§ What to do
Gather up every line that includes the string "основе".

* * *

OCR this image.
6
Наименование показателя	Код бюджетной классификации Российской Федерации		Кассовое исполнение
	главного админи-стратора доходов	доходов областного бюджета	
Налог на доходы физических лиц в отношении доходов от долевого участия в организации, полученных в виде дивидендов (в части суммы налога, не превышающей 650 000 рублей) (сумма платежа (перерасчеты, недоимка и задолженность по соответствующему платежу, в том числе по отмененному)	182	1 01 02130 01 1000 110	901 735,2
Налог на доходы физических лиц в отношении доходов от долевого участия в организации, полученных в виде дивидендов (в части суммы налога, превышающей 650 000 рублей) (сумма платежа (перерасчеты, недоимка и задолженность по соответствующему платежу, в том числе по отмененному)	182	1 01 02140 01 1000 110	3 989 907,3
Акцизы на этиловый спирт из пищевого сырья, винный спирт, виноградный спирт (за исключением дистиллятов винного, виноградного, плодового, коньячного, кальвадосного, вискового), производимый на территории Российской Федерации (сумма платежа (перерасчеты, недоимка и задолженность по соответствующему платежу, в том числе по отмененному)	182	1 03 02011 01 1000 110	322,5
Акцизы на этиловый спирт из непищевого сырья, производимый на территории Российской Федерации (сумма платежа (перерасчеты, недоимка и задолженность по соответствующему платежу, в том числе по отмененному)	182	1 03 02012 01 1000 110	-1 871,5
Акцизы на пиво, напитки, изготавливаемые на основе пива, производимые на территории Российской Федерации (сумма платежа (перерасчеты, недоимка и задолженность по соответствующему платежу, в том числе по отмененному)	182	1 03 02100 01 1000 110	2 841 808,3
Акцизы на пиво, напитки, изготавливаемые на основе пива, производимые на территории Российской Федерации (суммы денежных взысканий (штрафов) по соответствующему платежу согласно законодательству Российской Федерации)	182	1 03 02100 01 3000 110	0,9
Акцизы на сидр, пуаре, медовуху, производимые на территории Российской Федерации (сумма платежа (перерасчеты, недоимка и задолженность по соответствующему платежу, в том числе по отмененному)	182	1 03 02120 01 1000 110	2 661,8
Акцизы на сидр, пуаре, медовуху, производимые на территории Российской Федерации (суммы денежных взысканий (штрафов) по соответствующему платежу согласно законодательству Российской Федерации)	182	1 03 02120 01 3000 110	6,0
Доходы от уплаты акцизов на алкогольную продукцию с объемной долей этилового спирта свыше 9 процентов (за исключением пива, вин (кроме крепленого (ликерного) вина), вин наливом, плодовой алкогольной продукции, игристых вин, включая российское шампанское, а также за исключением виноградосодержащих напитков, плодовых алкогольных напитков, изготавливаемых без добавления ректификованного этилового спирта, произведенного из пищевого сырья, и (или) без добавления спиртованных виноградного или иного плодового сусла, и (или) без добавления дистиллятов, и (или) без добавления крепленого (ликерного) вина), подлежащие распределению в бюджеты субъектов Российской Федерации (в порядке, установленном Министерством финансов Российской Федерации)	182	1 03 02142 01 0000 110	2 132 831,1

* * *

§ Completed task
Акцизы на пиво, напитки, изготавливаемые на основе пива, производимые на территории Российской Федерации (сумма платежа (перерасчеты, недоимка и задолженность по соответствующему платежу, в том числе по отмененному)	182	1 03 02100 01 1000 110	2 841 808,3
Акцизы на пиво, напитки, изготавливаемые на основе пива, производимые на территории Российской Федерации (суммы денежных взысканий (штрафов) по соответствующему платежу согласно законодательству Российской Федерации)	182	1 03 02100 01 3000 110	0,9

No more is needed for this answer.